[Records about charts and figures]
++++

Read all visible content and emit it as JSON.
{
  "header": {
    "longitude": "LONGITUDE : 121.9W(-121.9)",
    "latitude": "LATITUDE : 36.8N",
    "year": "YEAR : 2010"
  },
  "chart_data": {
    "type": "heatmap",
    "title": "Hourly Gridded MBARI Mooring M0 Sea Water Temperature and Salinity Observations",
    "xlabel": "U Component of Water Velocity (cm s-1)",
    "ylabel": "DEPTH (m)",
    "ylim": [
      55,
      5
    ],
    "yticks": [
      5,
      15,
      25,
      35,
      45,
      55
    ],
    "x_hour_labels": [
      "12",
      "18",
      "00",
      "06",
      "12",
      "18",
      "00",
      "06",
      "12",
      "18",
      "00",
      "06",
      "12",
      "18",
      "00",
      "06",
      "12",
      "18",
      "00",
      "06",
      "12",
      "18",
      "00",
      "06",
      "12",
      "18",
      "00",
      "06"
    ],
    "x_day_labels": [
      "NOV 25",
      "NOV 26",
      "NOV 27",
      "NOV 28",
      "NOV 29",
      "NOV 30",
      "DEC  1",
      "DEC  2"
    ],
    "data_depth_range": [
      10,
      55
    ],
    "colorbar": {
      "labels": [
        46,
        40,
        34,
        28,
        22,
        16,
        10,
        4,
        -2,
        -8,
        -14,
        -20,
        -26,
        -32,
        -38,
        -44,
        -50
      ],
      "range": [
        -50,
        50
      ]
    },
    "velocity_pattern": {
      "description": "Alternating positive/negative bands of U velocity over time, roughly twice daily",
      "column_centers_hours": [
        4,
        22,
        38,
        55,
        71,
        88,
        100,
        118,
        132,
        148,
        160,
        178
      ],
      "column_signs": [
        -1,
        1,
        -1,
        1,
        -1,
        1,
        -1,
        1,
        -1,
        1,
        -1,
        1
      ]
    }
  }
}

++++

__Problem to solve__:
Go through the records above and retype each one exactly.

__In response__:
Read all visible content and emit it as JSON.
{
  "header": {
    "longitude": "LONGITUDE : 121.9W(-121.9)",
    "latitude": "LATITUDE : 36.8N",
    "year": "YEAR : 2010"
  },
  "chart_data": {
    "type": "heatmap",
    "title": "Hourly Gridded MBARI Mooring M0 Sea Water Temperature and Salinity Observations",
    "xlabel": "U Component of Water Velocity (cm s-1)",
    "ylabel": "DEPTH (m)",
    "ylim": [
      55,
      5
    ],
    "yticks": [
      5,
      15,
      25,
      35,
      45,
      55
    ],
    "x_hour_labels": [
      "12",
      "18",
      "00",
      "06",
      "12",
      "18",
      "00",
      "06",
      "12",
      "18",
      "00",
      "06",
      "12",
      "18",
      "00",
      "06",
      "12",
      "18",
      "00",
      "06",
      "12",
      "18",
      "00",
      "06",
      "12",
      "18",
      "00",
      "06"
    ],
    "x_day_labels": [
      "NOV 25",
      "NOV 26",
      "NOV 27",
      "NOV 28",
      "NOV 29",
      "NOV 30",
      "DEC  1",
      "DEC  2"
    ],
    "data_depth_range": [
      10,
      55
    ],
    "colorbar": {
      "labels": [
        46,
        40,
        34,
        28,
        22,
        16,
        10,
        4,
        -2,
        -8,
        -14,
        -20,
        -26,
        -32,
        -38,
        -44,
        -50
      ],
      "range": [
        -50,
        50
      ]
    },
    "velocity_pattern": {
      "description": "Alternating positive/negative bands of U velocity over time, roughly twice daily",
      "column_centers_hours": [
        4,
        22,
        38,
        55,
        71,
        88,
        100,
        118,
        132,
        148,
        160,
        178
      ],
      "column_signs": [
        -1,
        1,
        -1,
        1,
        -1,
        1,
        -1,
        1,
        -1,
        1,
        -1,
        1
      ]
    }
  }
}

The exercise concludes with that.